--- begin DATA LISTING ---

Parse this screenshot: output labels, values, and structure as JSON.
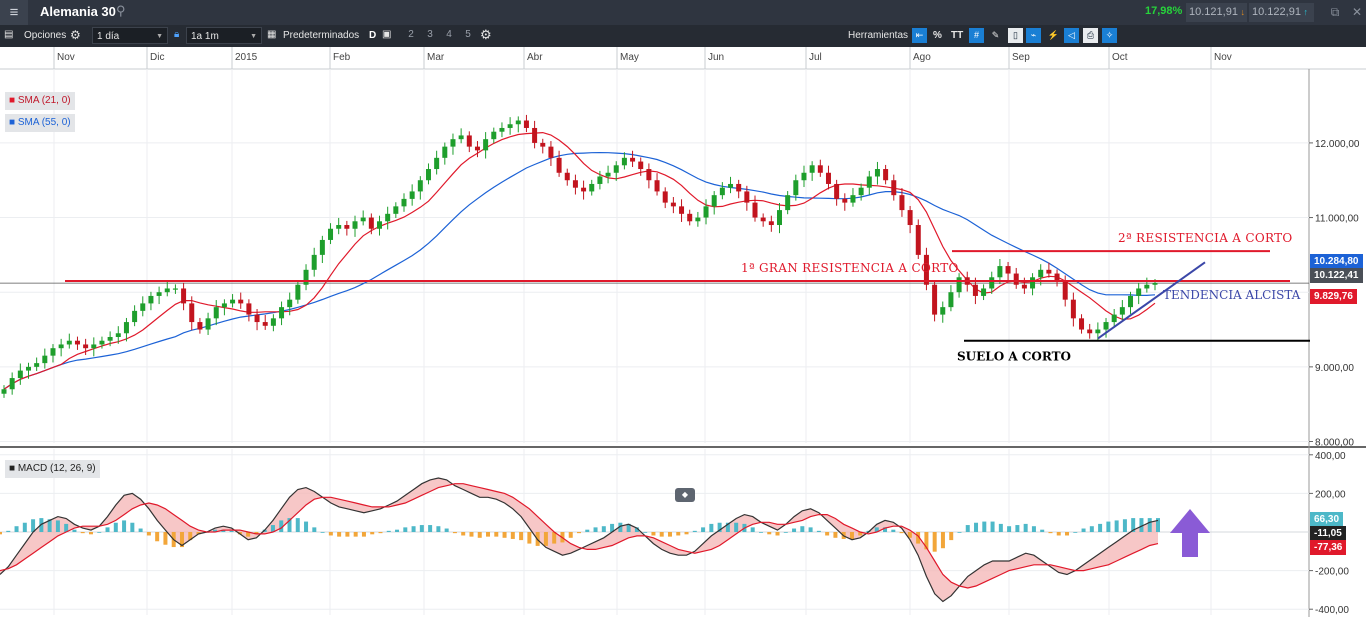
{
  "window": {
    "instrument_title": "Alemania 30",
    "change_pct": "17,98%",
    "bid": "10.121,91",
    "ask": "10.122,91"
  },
  "toolbar": {
    "options_label": "Opciones",
    "interval_value": "1 día",
    "range_value": "1a 1m",
    "presets_label": "Predeterminados",
    "preset_d": "D",
    "preset_numbers": [
      "2",
      "3",
      "4",
      "5"
    ],
    "tools_label": "Herramientas",
    "percent_label": "%",
    "text_tool_label": "TT"
  },
  "chart_data": [
    {
      "type": "candlestick",
      "title": "",
      "x_tick_labels": [
        "Nov",
        "Dic",
        "2015",
        "Feb",
        "Mar",
        "Abr",
        "May",
        "Jun",
        "Jul",
        "Ago",
        "Sep",
        "Oct",
        "Nov"
      ],
      "y_tick_labels": [
        "12.000,00",
        "11.000,00",
        "9.000,00",
        "8.000,00"
      ],
      "y_range": [
        7980,
        12990
      ],
      "grid": true,
      "series": [
        {
          "name": "SMA (21, 0)",
          "color": "#e0192b"
        },
        {
          "name": "SMA (55, 0)",
          "color": "#1c62d6"
        }
      ],
      "candle_closes": [
        8700,
        8850,
        8950,
        9000,
        9050,
        9150,
        9250,
        9300,
        9350,
        9300,
        9250,
        9300,
        9350,
        9400,
        9450,
        9600,
        9750,
        9850,
        9950,
        10000,
        10050,
        10050,
        9850,
        9600,
        9500,
        9650,
        9800,
        9850,
        9900,
        9850,
        9700,
        9600,
        9550,
        9650,
        9800,
        9900,
        10100,
        10300,
        10500,
        10700,
        10850,
        10900,
        10850,
        10950,
        11000,
        10850,
        10950,
        11050,
        11150,
        11250,
        11350,
        11500,
        11650,
        11800,
        11950,
        12050,
        12100,
        11950,
        11900,
        12050,
        12150,
        12200,
        12250,
        12300,
        12200,
        12000,
        11950,
        11800,
        11600,
        11500,
        11400,
        11350,
        11450,
        11550,
        11600,
        11700,
        11800,
        11750,
        11650,
        11500,
        11350,
        11200,
        11150,
        11050,
        10950,
        11000,
        11150,
        11300,
        11400,
        11450,
        11350,
        11200,
        11000,
        10950,
        10900,
        11100,
        11300,
        11500,
        11600,
        11700,
        11600,
        11450,
        11250,
        11200,
        11300,
        11400,
        11550,
        11650,
        11500,
        11300,
        11100,
        10900,
        10500,
        10100,
        9700,
        9800,
        10000,
        10200,
        10100,
        9950,
        10050,
        10200,
        10350,
        10250,
        10100,
        10050,
        10200,
        10300,
        10250,
        10150,
        9900,
        9650,
        9500,
        9450,
        9500,
        9600,
        9700,
        9800,
        9950,
        10050,
        10100,
        10122
      ],
      "annotations": [
        {
          "text": "2ª RESISTENCIA A CORTO",
          "color": "#e0192b",
          "level": 10550
        },
        {
          "text": "1ª GRAN RESISTENCIA A CORTO",
          "color": "#e0192b",
          "level": 10150
        },
        {
          "text": "TENDENCIA ALCISTA",
          "color": "#3b47a8"
        },
        {
          "text": "SUELO A CORTO",
          "color": "#000000",
          "level": 9350
        }
      ],
      "price_tags": [
        {
          "value": "10.284,80",
          "color": "#1c62d6"
        },
        {
          "value": "10.122,41",
          "color": "#4a4f57"
        },
        {
          "value": "9.829,76",
          "color": "#e0192b"
        }
      ]
    },
    {
      "type": "histogram",
      "title": "",
      "series_label": "MACD (12, 26, 9)",
      "y_tick_labels": [
        "400,00",
        "200,00",
        "-200,00",
        "-400,00"
      ],
      "y_range": [
        -430,
        430
      ],
      "grid": true,
      "series": [
        {
          "name": "MACD",
          "color": "#555555"
        },
        {
          "name": "Signal",
          "color": "#e0192b"
        },
        {
          "name": "Histogram",
          "color": "#4db8c8",
          "negative_color": "#f2a63a"
        }
      ],
      "macd_values": [
        -220,
        -180,
        -120,
        -60,
        0,
        40,
        60,
        80,
        70,
        40,
        20,
        10,
        30,
        80,
        140,
        190,
        200,
        170,
        120,
        60,
        10,
        -40,
        -70,
        -40,
        -10,
        0,
        20,
        30,
        20,
        -10,
        -40,
        -30,
        10,
        60,
        120,
        180,
        220,
        230,
        210,
        180,
        150,
        130,
        120,
        110,
        100,
        110,
        120,
        140,
        160,
        190,
        220,
        250,
        270,
        280,
        270,
        240,
        220,
        200,
        180,
        180,
        170,
        150,
        120,
        80,
        20,
        -40,
        -80,
        -100,
        -120,
        -110,
        -90,
        -70,
        -50,
        -30,
        0,
        30,
        40,
        20,
        -20,
        -60,
        -90,
        -110,
        -120,
        -120,
        -100,
        -60,
        -20,
        10,
        40,
        70,
        90,
        80,
        50,
        30,
        10,
        40,
        80,
        110,
        120,
        100,
        60,
        20,
        -20,
        -40,
        -30,
        0,
        40,
        60,
        50,
        20,
        -40,
        -120,
        -230,
        -320,
        -360,
        -330,
        -280,
        -230,
        -200,
        -170,
        -150,
        -150,
        -150,
        -130,
        -110,
        -120,
        -150,
        -180,
        -210,
        -220,
        -200,
        -170,
        -140,
        -110,
        -80,
        -50,
        -20,
        10,
        30,
        50,
        60
      ],
      "signal_values": [
        -200,
        -190,
        -170,
        -140,
        -110,
        -80,
        -50,
        -20,
        0,
        20,
        30,
        30,
        30,
        40,
        60,
        90,
        120,
        140,
        150,
        140,
        120,
        90,
        60,
        30,
        10,
        0,
        0,
        10,
        10,
        10,
        0,
        -10,
        -10,
        0,
        20,
        60,
        100,
        140,
        170,
        180,
        180,
        170,
        160,
        150,
        140,
        130,
        130,
        130,
        140,
        150,
        170,
        190,
        210,
        230,
        240,
        250,
        250,
        240,
        230,
        220,
        210,
        200,
        180,
        150,
        120,
        80,
        40,
        0,
        -30,
        -60,
        -80,
        -90,
        -90,
        -80,
        -70,
        -50,
        -30,
        -20,
        -20,
        -30,
        -50,
        -70,
        -90,
        -100,
        -110,
        -100,
        -90,
        -70,
        -40,
        -10,
        20,
        40,
        50,
        50,
        40,
        40,
        50,
        60,
        80,
        90,
        90,
        70,
        40,
        20,
        0,
        -10,
        0,
        20,
        30,
        30,
        10,
        -20,
        -80,
        -150,
        -220,
        -260,
        -280,
        -290,
        -280,
        -260,
        -240,
        -220,
        -200,
        -190,
        -180,
        -170,
        -170,
        -170,
        -180,
        -190,
        -200,
        -200,
        -190,
        -180,
        -170,
        -150,
        -130,
        -110,
        -90,
        -70,
        -60
      ],
      "price_tags": [
        {
          "value": "66,30",
          "color": "#4db8c8"
        },
        {
          "value": "-11,05",
          "color": "#222222"
        },
        {
          "value": "-77,36",
          "color": "#e0192b"
        }
      ]
    }
  ]
}
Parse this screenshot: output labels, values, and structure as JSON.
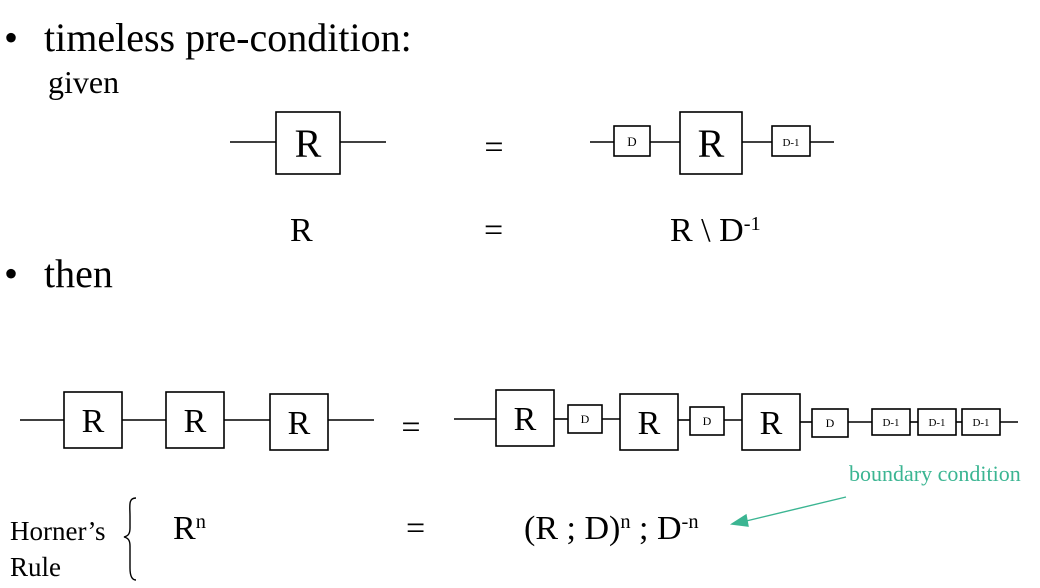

--- end DATA LISTING ---

• TASK DIRECTIONS
Go through the material above and print all of it exactly, except the pictures.

• EXERCISE ANSWER
Parse this screenshot: output labels, values, and structure as JSON.
{
  "window": {
    "instrument_title": "Alemania 30",
    "change_pct": "17,98%",
    "bid": "10.121,91",
    "ask": "10.122,91"
  },
  "toolbar": {
    "options_label": "Opciones",
    "interval_value": "1 día",
    "range_value": "1a 1m",
    "presets_label": "Predeterminados",
    "preset_d": "D",
    "preset_numbers": [
      "2",
      "3",
      "4",
      "5"
    ],
    "tools_label": "Herramientas",
    "percent_label": "%",
    "text_tool_label": "TT"
  },
  "chart_data": [
    {
      "type": "candlestick",
      "title": "",
      "x_tick_labels": [
        "Nov",
        "Dic",
        "2015",
        "Feb",
        "Mar",
        "Abr",
        "May",
        "Jun",
        "Jul",
        "Ago",
        "Sep",
        "Oct",
        "Nov"
      ],
      "y_tick_labels": [
        "12.000,00",
        "11.000,00",
        "9.000,00",
        "8.000,00"
      ],
      "y_range": [
        7980,
        12990
      ],
      "grid": true,
      "series": [
        {
          "name": "SMA (21, 0)",
          "color": "#e0192b"
        },
        {
          "name": "SMA (55, 0)",
          "color": "#1c62d6"
        }
      ],
      "candle_closes": [
        8700,
        8850,
        8950,
        9000,
        9050,
        9150,
        9250,
        9300,
        9350,
        9300,
        9250,
        9300,
        9350,
        9400,
        9450,
        9600,
        9750,
        9850,
        9950,
        10000,
        10050,
        10050,
        9850,
        9600,
        9500,
        9650,
        9800,
        9850,
        9900,
        9850,
        9700,
        9600,
        9550,
        9650,
        9800,
        9900,
        10100,
        10300,
        10500,
        10700,
        10850,
        10900,
        10850,
        10950,
        11000,
        10850,
        10950,
        11050,
        11150,
        11250,
        11350,
        11500,
        11650,
        11800,
        11950,
        12050,
        12100,
        11950,
        11900,
        12050,
        12150,
        12200,
        12250,
        12300,
        12200,
        12000,
        11950,
        11800,
        11600,
        11500,
        11400,
        11350,
        11450,
        11550,
        11600,
        11700,
        11800,
        11750,
        11650,
        11500,
        11350,
        11200,
        11150,
        11050,
        10950,
        11000,
        11150,
        11300,
        11400,
        11450,
        11350,
        11200,
        11000,
        10950,
        10900,
        11100,
        11300,
        11500,
        11600,
        11700,
        11600,
        11450,
        11250,
        11200,
        11300,
        11400,
        11550,
        11650,
        11500,
        11300,
        11100,
        10900,
        10500,
        10100,
        9700,
        9800,
        10000,
        10200,
        10100,
        9950,
        10050,
        10200,
        10350,
        10250,
        10100,
        10050,
        10200,
        10300,
        10250,
        10150,
        9900,
        9650,
        9500,
        9450,
        9500,
        9600,
        9700,
        9800,
        9950,
        10050,
        10100,
        10122
      ],
      "annotations": [
        {
          "text": "2ª RESISTENCIA A CORTO",
          "color": "#e0192b",
          "level": 10550
        },
        {
          "text": "1ª GRAN RESISTENCIA A CORTO",
          "color": "#e0192b",
          "level": 10150
        },
        {
          "text": "TENDENCIA ALCISTA",
          "color": "#3b47a8"
        },
        {
          "text": "SUELO A CORTO",
          "color": "#000000",
          "level": 9350
        }
      ],
      "price_tags": [
        {
          "value": "10.284,80",
          "color": "#1c62d6"
        },
        {
          "value": "10.122,41",
          "color": "#4a4f57"
        },
        {
          "value": "9.829,76",
          "color": "#e0192b"
        }
      ]
    },
    {
      "type": "histogram",
      "title": "",
      "series_label": "MACD (12, 26, 9)",
      "y_tick_labels": [
        "400,00",
        "200,00",
        "-200,00",
        "-400,00"
      ],
      "y_range": [
        -430,
        430
      ],
      "grid": true,
      "series": [
        {
          "name": "MACD",
          "color": "#555555"
        },
        {
          "name": "Signal",
          "color": "#e0192b"
        },
        {
          "name": "Histogram",
          "color": "#4db8c8",
          "negative_color": "#f2a63a"
        }
      ],
      "macd_values": [
        -220,
        -180,
        -120,
        -60,
        0,
        40,
        60,
        80,
        70,
        40,
        20,
        10,
        30,
        80,
        140,
        190,
        200,
        170,
        120,
        60,
        10,
        -40,
        -70,
        -40,
        -10,
        0,
        20,
        30,
        20,
        -10,
        -40,
        -30,
        10,
        60,
        120,
        180,
        220,
        230,
        210,
        180,
        150,
        130,
        120,
        110,
        100,
        110,
        120,
        140,
        160,
        190,
        220,
        250,
        270,
        280,
        270,
        240,
        220,
        200,
        180,
        180,
        170,
        150,
        120,
        80,
        20,
        -40,
        -80,
        -100,
        -120,
        -110,
        -90,
        -70,
        -50,
        -30,
        0,
        30,
        40,
        20,
        -20,
        -60,
        -90,
        -110,
        -120,
        -120,
        -100,
        -60,
        -20,
        10,
        40,
        70,
        90,
        80,
        50,
        30,
        10,
        40,
        80,
        110,
        120,
        100,
        60,
        20,
        -20,
        -40,
        -30,
        0,
        40,
        60,
        50,
        20,
        -40,
        -120,
        -230,
        -320,
        -360,
        -330,
        -280,
        -230,
        -200,
        -170,
        -150,
        -150,
        -150,
        -130,
        -110,
        -120,
        -150,
        -180,
        -210,
        -220,
        -200,
        -170,
        -140,
        -110,
        -80,
        -50,
        -20,
        10,
        30,
        50,
        60
      ],
      "signal_values": [
        -200,
        -190,
        -170,
        -140,
        -110,
        -80,
        -50,
        -20,
        0,
        20,
        30,
        30,
        30,
        40,
        60,
        90,
        120,
        140,
        150,
        140,
        120,
        90,
        60,
        30,
        10,
        0,
        0,
        10,
        10,
        10,
        0,
        -10,
        -10,
        0,
        20,
        60,
        100,
        140,
        170,
        180,
        180,
        170,
        160,
        150,
        140,
        130,
        130,
        130,
        140,
        150,
        170,
        190,
        210,
        230,
        240,
        250,
        250,
        240,
        230,
        220,
        210,
        200,
        180,
        150,
        120,
        80,
        40,
        0,
        -30,
        -60,
        -80,
        -90,
        -90,
        -80,
        -70,
        -50,
        -30,
        -20,
        -20,
        -30,
        -50,
        -70,
        -90,
        -100,
        -110,
        -100,
        -90,
        -70,
        -40,
        -10,
        20,
        40,
        50,
        50,
        40,
        40,
        50,
        60,
        80,
        90,
        90,
        70,
        40,
        20,
        0,
        -10,
        0,
        20,
        30,
        30,
        10,
        -20,
        -80,
        -150,
        -220,
        -260,
        -280,
        -290,
        -280,
        -260,
        -240,
        -220,
        -200,
        -190,
        -180,
        -170,
        -170,
        -170,
        -180,
        -190,
        -200,
        -200,
        -190,
        -180,
        -170,
        -150,
        -130,
        -110,
        -90,
        -70,
        -60
      ],
      "price_tags": [
        {
          "value": "66,30",
          "color": "#4db8c8"
        },
        {
          "value": "-11,05",
          "color": "#222222"
        },
        {
          "value": "-77,36",
          "color": "#e0192b"
        }
      ]
    }
  ]
}
Parse this screenshot: output labels, values, and structure as JSON.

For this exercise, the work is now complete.